(Your task):
Every line of the material below must be repeated exactly.

(Supplied data):
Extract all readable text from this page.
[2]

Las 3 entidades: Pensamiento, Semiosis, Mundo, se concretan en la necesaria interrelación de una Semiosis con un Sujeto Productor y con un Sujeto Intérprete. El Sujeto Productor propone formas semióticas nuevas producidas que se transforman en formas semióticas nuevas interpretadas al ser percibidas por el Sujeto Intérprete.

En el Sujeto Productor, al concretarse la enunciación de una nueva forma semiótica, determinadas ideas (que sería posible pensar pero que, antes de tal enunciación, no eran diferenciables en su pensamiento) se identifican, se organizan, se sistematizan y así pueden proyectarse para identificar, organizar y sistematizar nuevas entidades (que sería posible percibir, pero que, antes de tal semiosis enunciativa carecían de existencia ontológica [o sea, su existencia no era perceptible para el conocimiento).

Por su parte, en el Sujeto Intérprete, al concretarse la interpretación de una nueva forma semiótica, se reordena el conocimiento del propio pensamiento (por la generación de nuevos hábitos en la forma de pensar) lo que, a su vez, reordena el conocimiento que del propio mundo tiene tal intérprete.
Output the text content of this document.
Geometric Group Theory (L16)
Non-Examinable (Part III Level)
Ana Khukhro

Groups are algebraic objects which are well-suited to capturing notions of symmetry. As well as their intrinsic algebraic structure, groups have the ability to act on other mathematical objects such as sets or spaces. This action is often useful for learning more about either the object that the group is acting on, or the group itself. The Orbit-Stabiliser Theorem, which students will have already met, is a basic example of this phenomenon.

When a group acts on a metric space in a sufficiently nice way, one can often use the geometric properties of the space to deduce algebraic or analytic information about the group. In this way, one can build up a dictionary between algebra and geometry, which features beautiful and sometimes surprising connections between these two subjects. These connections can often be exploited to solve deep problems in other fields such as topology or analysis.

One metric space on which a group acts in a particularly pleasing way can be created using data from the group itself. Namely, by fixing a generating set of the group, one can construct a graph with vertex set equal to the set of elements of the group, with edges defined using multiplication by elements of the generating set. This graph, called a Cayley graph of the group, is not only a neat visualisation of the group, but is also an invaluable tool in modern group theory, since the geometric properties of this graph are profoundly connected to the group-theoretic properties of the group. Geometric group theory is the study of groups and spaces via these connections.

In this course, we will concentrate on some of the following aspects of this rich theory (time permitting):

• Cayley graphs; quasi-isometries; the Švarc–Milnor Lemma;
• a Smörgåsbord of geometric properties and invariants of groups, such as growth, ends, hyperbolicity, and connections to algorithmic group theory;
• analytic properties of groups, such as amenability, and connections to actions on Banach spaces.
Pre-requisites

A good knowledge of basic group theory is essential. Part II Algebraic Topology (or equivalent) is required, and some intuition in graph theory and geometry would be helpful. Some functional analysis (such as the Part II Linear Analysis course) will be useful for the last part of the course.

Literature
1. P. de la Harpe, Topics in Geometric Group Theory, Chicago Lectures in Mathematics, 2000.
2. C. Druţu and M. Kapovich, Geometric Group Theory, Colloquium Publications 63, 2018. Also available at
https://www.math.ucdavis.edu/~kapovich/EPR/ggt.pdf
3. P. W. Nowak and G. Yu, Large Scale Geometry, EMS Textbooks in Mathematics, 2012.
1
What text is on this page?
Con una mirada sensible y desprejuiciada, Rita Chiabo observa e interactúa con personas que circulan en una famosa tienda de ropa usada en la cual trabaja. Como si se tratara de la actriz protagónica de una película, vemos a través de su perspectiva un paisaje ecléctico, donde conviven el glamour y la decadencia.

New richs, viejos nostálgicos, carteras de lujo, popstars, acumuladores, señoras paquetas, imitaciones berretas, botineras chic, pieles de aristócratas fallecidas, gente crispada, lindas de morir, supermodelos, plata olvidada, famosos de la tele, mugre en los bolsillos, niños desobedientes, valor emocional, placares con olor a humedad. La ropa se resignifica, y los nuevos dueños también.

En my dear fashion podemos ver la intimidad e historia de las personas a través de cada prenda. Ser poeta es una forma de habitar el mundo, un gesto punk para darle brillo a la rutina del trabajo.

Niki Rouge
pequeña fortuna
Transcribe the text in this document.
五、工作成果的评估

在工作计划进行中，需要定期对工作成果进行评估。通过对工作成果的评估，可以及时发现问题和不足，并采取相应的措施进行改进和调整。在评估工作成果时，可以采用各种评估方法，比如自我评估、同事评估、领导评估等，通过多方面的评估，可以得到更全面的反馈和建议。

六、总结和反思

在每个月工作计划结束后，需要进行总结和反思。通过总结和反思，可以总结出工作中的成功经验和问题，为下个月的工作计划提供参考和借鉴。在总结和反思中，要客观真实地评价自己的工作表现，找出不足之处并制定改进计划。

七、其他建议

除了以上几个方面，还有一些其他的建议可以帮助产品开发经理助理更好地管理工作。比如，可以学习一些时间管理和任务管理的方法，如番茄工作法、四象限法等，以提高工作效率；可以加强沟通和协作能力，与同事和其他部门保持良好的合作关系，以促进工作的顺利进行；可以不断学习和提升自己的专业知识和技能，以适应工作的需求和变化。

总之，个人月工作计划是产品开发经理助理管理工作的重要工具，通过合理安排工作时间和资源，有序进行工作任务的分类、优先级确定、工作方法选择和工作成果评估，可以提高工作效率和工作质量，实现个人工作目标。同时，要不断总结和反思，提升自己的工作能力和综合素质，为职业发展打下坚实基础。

(Exercise answer):
Extract all readable text from this page.
[2]

Las 3 entidades: Pensamiento, Semiosis, Mundo, se concretan en la necesaria interrelación de una Semiosis con un Sujeto Productor y con un Sujeto Intérprete. El Sujeto Productor propone formas semióticas nuevas producidas que se transforman en formas semióticas nuevas interpretadas al ser percibidas por el Sujeto Intérprete.

En el Sujeto Productor, al concretarse la enunciación de una nueva forma semiótica, determinadas ideas (que sería posible pensar pero que, antes de tal enunciación, no eran diferenciables en su pensamiento) se identifican, se organizan, se sistematizan y así pueden proyectarse para identificar, organizar y sistematizar nuevas entidades (que sería posible percibir, pero que, antes de tal semiosis enunciativa carecían de existencia ontológica [o sea, su existencia no era perceptible para el conocimiento).

Por su parte, en el Sujeto Intérprete, al concretarse la interpretación de una nueva forma semiótica, se reordena el conocimiento del propio pensamiento (por la generación de nuevos hábitos en la forma de pensar) lo que, a su vez, reordena el conocimiento que del propio mundo tiene tal intérprete.
Output the text content of this document.
Geometric Group Theory (L16)
Non-Examinable (Part III Level)
Ana Khukhro

Groups are algebraic objects which are well-suited to capturing notions of symmetry. As well as their intrinsic algebraic structure, groups have the ability to act on other mathematical objects such as sets or spaces. This action is often useful for learning more about either the object that the group is acting on, or the group itself. The Orbit-Stabiliser Theorem, which students will have already met, is a basic example of this phenomenon.

When a group acts on a metric space in a sufficiently nice way, one can often use the geometric properties of the space to deduce algebraic or analytic information about the group. In this way, one can build up a dictionary between algebra and geometry, which features beautiful and sometimes surprising connections between these two subjects. These connections can often be exploited to solve deep problems in other fields such as topology or analysis.

One metric space on which a group acts in a particularly pleasing way can be created using data from the group itself. Namely, by fixing a generating set of the group, one can construct a graph with vertex set equal to the set of elements of the group, with edges defined using multiplication by elements of the generating set. This graph, called a Cayley graph of the group, is not only a neat visualisation of the group, but is also an invaluable tool in modern group theory, since the geometric properties of this graph are profoundly connected to the group-theoretic properties of the group. Geometric group theory is the study of groups and spaces via these connections.

In this course, we will concentrate on some of the following aspects of this rich theory (time permitting):

• Cayley graphs; quasi-isometries; the Švarc–Milnor Lemma;
• a Smörgåsbord of geometric properties and invariants of groups, such as growth, ends, hyperbolicity, and connections to algorithmic group theory;
• analytic properties of groups, such as amenability, and connections to actions on Banach spaces.
Pre-requisites

A good knowledge of basic group theory is essential. Part II Algebraic Topology (or equivalent) is required, and some intuition in graph theory and geometry would be helpful. Some functional analysis (such as the Part II Linear Analysis course) will be useful for the last part of the course.

Literature
1. P. de la Harpe, Topics in Geometric Group Theory, Chicago Lectures in Mathematics, 2000.
2. C. Druţu and M. Kapovich, Geometric Group Theory, Colloquium Publications 63, 2018. Also available at
https://www.math.ucdavis.edu/~kapovich/EPR/ggt.pdf
3. P. W. Nowak and G. Yu, Large Scale Geometry, EMS Textbooks in Mathematics, 2012.
1
What text is on this page?
Con una mirada sensible y desprejuiciada, Rita Chiabo observa e interactúa con personas que circulan en una famosa tienda de ropa usada en la cual trabaja. Como si se tratara de la actriz protagónica de una película, vemos a través de su perspectiva un paisaje ecléctico, donde conviven el glamour y la decadencia.

New richs, viejos nostálgicos, carteras de lujo, popstars, acumuladores, señoras paquetas, imitaciones berretas, botineras chic, pieles de aristócratas fallecidas, gente crispada, lindas de morir, supermodelos, plata olvidada, famosos de la tele, mugre en los bolsillos, niños desobedientes, valor emocional, placares con olor a humedad. La ropa se resignifica, y los nuevos dueños también.

En my dear fashion podemos ver la intimidad e historia de las personas a través de cada prenda. Ser poeta es una forma de habitar el mundo, un gesto punk para darle brillo a la rutina del trabajo.

Niki Rouge
pequeña fortuna
Transcribe the text in this document.
五、工作成果的评估

在工作计划进行中，需要定期对工作成果进行评估。通过对工作成果的评估，可以及时发现问题和不足，并采取相应的措施进行改进和调整。在评估工作成果时，可以采用各种评估方法，比如自我评估、同事评估、领导评估等，通过多方面的评估，可以得到更全面的反馈和建议。

六、总结和反思

在每个月工作计划结束后，需要进行总结和反思。通过总结和反思，可以总结出工作中的成功经验和问题，为下个月的工作计划提供参考和借鉴。在总结和反思中，要客观真实地评价自己的工作表现，找出不足之处并制定改进计划。

七、其他建议

除了以上几个方面，还有一些其他的建议可以帮助产品开发经理助理更好地管理工作。比如，可以学习一些时间管理和任务管理的方法，如番茄工作法、四象限法等，以提高工作效率；可以加强沟通和协作能力，与同事和其他部门保持良好的合作关系，以促进工作的顺利进行；可以不断学习和提升自己的专业知识和技能，以适应工作的需求和变化。

总之，个人月工作计划是产品开发经理助理管理工作的重要工具，通过合理安排工作时间和资源，有序进行工作任务的分类、优先级确定、工作方法选择和工作成果评估，可以提高工作效率和工作质量，实现个人工作目标。同时，要不断总结和反思，提升自己的工作能力和综合素质，为职业发展打下坚实基础。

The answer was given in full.